--- BEGIN Provided data ---
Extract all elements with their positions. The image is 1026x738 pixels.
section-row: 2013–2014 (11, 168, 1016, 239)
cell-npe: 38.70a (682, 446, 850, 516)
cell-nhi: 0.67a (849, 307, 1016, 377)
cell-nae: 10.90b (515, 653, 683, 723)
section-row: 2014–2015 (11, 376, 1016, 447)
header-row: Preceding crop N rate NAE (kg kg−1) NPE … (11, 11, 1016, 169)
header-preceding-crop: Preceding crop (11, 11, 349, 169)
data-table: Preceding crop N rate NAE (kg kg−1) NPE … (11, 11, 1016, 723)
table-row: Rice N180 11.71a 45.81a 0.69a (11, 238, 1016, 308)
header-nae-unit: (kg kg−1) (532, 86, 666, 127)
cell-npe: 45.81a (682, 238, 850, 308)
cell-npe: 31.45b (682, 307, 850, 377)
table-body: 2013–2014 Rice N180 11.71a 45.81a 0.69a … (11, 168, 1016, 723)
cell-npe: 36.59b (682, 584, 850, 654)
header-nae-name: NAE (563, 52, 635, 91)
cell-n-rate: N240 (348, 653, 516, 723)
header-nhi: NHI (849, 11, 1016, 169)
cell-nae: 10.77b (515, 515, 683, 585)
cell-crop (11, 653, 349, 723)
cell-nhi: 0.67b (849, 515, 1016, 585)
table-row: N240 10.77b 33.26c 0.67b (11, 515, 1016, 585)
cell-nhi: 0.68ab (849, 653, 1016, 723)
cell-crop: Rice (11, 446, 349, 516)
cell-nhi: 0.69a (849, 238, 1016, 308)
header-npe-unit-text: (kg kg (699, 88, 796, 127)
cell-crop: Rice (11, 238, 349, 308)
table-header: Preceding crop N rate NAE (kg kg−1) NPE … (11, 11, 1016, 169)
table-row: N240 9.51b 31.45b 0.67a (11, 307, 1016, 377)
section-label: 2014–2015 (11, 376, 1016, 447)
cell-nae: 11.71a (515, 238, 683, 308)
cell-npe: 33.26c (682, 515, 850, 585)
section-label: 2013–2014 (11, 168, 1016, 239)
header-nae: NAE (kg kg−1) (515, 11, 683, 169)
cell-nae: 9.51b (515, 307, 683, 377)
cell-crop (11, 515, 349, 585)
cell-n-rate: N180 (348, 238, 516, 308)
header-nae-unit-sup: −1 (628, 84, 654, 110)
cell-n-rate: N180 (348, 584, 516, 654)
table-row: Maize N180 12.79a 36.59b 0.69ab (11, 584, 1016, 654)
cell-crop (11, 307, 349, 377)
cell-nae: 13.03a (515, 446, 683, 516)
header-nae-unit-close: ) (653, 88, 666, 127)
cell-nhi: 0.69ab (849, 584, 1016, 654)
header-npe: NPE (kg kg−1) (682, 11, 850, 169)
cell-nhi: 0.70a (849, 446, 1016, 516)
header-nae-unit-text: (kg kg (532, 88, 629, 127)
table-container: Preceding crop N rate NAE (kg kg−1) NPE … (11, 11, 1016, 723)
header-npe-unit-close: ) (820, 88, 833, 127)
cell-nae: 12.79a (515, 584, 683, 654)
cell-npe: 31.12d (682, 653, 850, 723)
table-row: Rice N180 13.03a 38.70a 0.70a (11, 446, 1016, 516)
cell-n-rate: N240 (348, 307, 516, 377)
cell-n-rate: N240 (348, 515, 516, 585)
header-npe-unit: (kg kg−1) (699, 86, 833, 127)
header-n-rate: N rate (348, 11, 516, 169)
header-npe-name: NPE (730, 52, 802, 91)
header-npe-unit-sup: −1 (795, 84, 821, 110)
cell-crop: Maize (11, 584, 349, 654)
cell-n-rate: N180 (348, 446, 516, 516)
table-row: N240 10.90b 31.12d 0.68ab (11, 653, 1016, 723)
--- END Provided data ---
What to do
Reproduce every line of the items above word for word, with nothing changed or left out.

Task output
Extract all elements with their positions. The image is 1026x738 pixels.
section-row: 2013–2014 (11, 168, 1016, 239)
cell-npe: 38.70a (682, 446, 850, 516)
cell-nhi: 0.67a (849, 307, 1016, 377)
cell-nae: 10.90b (515, 653, 683, 723)
section-row: 2014–2015 (11, 376, 1016, 447)
header-row: Preceding crop N rate NAE (kg kg−1) NPE … (11, 11, 1016, 169)
header-preceding-crop: Preceding crop (11, 11, 349, 169)
data-table: Preceding crop N rate NAE (kg kg−1) NPE … (11, 11, 1016, 723)
table-row: Rice N180 11.71a 45.81a 0.69a (11, 238, 1016, 308)
header-nae-unit: (kg kg−1) (532, 86, 666, 127)
cell-npe: 45.81a (682, 238, 850, 308)
cell-npe: 31.45b (682, 307, 850, 377)
table-body: 2013–2014 Rice N180 11.71a 45.81a 0.69a … (11, 168, 1016, 723)
cell-npe: 36.59b (682, 584, 850, 654)
header-nae-name: NAE (563, 52, 635, 91)
cell-n-rate: N240 (348, 653, 516, 723)
header-nhi: NHI (849, 11, 1016, 169)
cell-nae: 10.77b (515, 515, 683, 585)
cell-crop (11, 653, 349, 723)
cell-nhi: 0.67b (849, 515, 1016, 585)
table-row: N240 10.77b 33.26c 0.67b (11, 515, 1016, 585)
cell-nhi: 0.68ab (849, 653, 1016, 723)
cell-crop: Rice (11, 446, 349, 516)
cell-nhi: 0.69a (849, 238, 1016, 308)
header-npe-unit-text: (kg kg (699, 88, 796, 127)
cell-crop: Rice (11, 238, 349, 308)
table-header: Preceding crop N rate NAE (kg kg−1) NPE … (11, 11, 1016, 169)
table-row: N240 9.51b 31.45b 0.67a (11, 307, 1016, 377)
section-label: 2014–2015 (11, 376, 1016, 447)
cell-nae: 11.71a (515, 238, 683, 308)
cell-npe: 33.26c (682, 515, 850, 585)
section-label: 2013–2014 (11, 168, 1016, 239)
header-nae: NAE (kg kg−1) (515, 11, 683, 169)
cell-nae: 9.51b (515, 307, 683, 377)
cell-crop (11, 515, 349, 585)
cell-n-rate: N180 (348, 238, 516, 308)
header-nae-unit-sup: −1 (628, 84, 654, 110)
cell-n-rate: N180 (348, 584, 516, 654)
table-row: Maize N180 12.79a 36.59b 0.69ab (11, 584, 1016, 654)
cell-crop (11, 307, 349, 377)
cell-nae: 13.03a (515, 446, 683, 516)
header-nae-unit-close: ) (653, 88, 666, 127)
cell-nhi: 0.69ab (849, 584, 1016, 654)
header-npe: NPE (kg kg−1) (682, 11, 850, 169)
cell-nhi: 0.70a (849, 446, 1016, 516)
header-nae-unit-text: (kg kg (532, 88, 629, 127)
table-container: Preceding crop N rate NAE (kg kg−1) NPE … (11, 11, 1016, 723)
header-npe-unit-close: ) (820, 88, 833, 127)
cell-nae: 12.79a (515, 584, 683, 654)
cell-npe: 31.12d (682, 653, 850, 723)
table-row: Rice N180 13.03a 38.70a 0.70a (11, 446, 1016, 516)
cell-n-rate: N240 (348, 307, 516, 377)
cell-n-rate: N240 (348, 515, 516, 585)
header-npe-unit: (kg kg−1) (699, 86, 833, 127)
header-n-rate: N rate (348, 11, 516, 169)
header-npe-name: NPE (730, 52, 802, 91)
header-npe-unit-sup: −1 (795, 84, 821, 110)
cell-crop: Maize (11, 584, 349, 654)
cell-n-rate: N180 (348, 446, 516, 516)
table-row: N240 10.90b 31.12d 0.68ab (11, 653, 1016, 723)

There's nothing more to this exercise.